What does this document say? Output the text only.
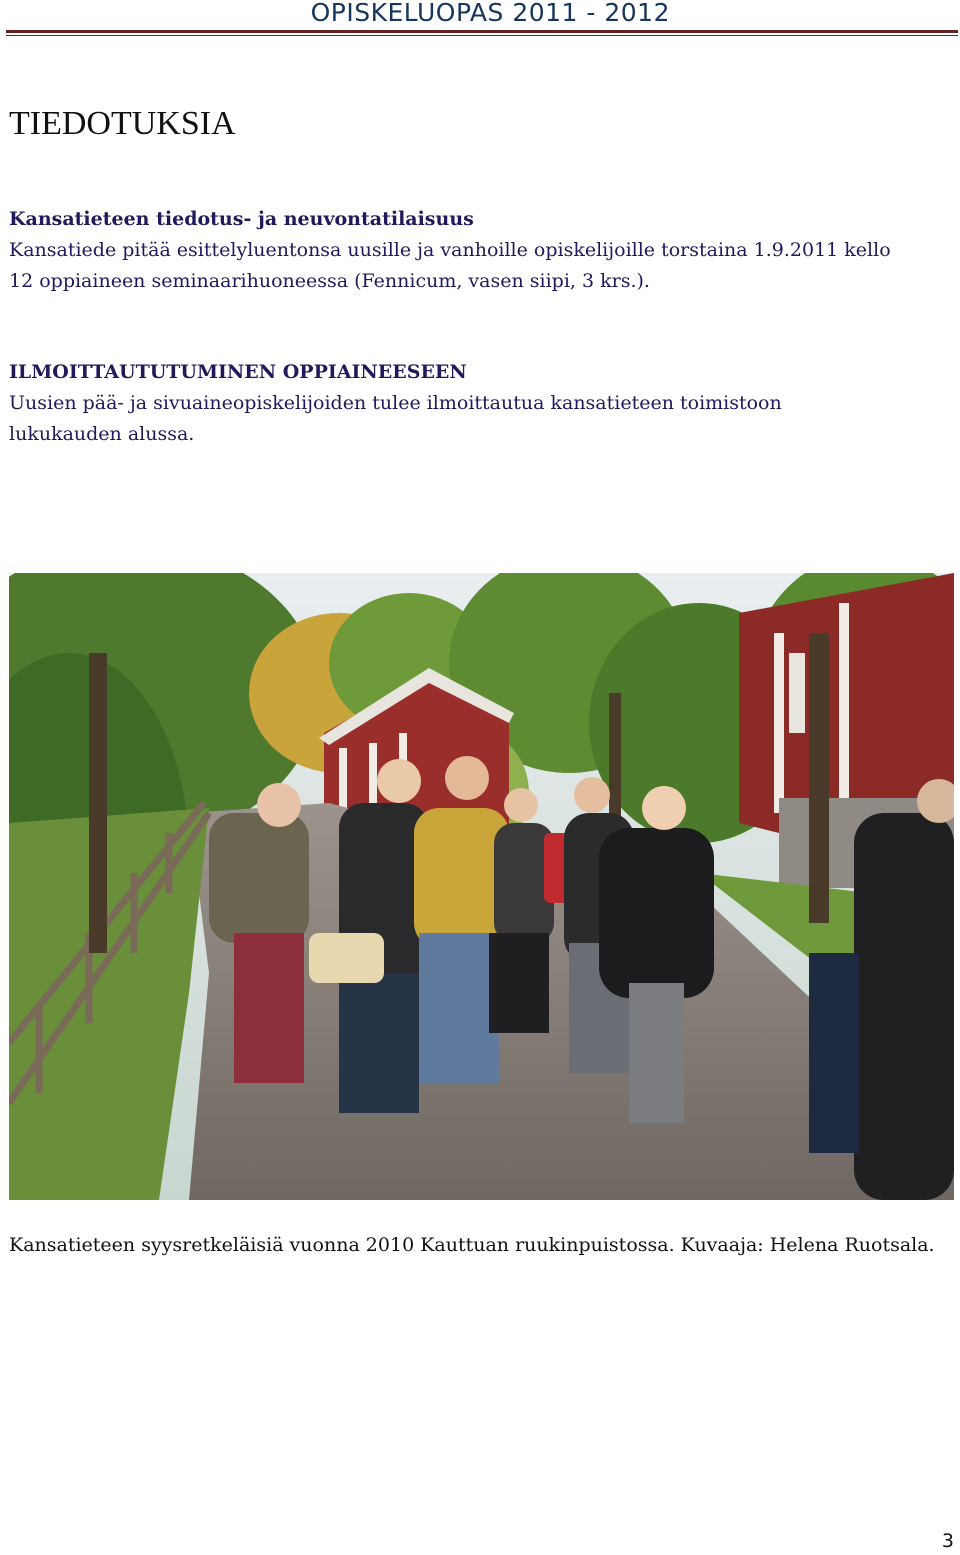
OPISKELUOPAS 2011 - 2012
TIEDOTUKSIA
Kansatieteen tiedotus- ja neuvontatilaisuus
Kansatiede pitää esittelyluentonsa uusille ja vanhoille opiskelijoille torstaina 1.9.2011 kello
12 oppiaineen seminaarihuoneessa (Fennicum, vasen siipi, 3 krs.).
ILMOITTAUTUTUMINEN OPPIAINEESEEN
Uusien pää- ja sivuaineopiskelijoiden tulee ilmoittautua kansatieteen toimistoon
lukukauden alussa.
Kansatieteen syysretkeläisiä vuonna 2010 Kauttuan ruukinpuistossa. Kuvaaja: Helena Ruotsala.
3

...

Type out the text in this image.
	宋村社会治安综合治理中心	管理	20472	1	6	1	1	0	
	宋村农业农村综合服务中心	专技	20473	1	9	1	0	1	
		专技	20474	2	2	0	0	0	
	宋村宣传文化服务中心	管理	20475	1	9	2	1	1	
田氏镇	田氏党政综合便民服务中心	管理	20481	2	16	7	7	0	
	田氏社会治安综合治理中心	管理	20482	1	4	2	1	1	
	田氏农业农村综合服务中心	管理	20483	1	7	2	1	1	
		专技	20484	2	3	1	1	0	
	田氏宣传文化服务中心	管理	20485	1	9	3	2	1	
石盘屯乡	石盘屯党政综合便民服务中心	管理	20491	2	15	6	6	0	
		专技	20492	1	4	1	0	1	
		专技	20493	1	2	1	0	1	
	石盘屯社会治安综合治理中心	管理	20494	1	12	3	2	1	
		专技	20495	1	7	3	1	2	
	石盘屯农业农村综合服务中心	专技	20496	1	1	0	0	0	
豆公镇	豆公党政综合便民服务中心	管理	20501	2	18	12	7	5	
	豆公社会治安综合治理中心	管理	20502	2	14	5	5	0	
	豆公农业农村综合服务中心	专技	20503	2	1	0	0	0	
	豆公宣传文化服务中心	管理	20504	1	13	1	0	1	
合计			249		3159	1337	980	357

• What you have to do:
Identify the lines in the entries that hold "this" and return each one.

• Worked answer:
What does this document say? Output the text only.
Type out the text in this image.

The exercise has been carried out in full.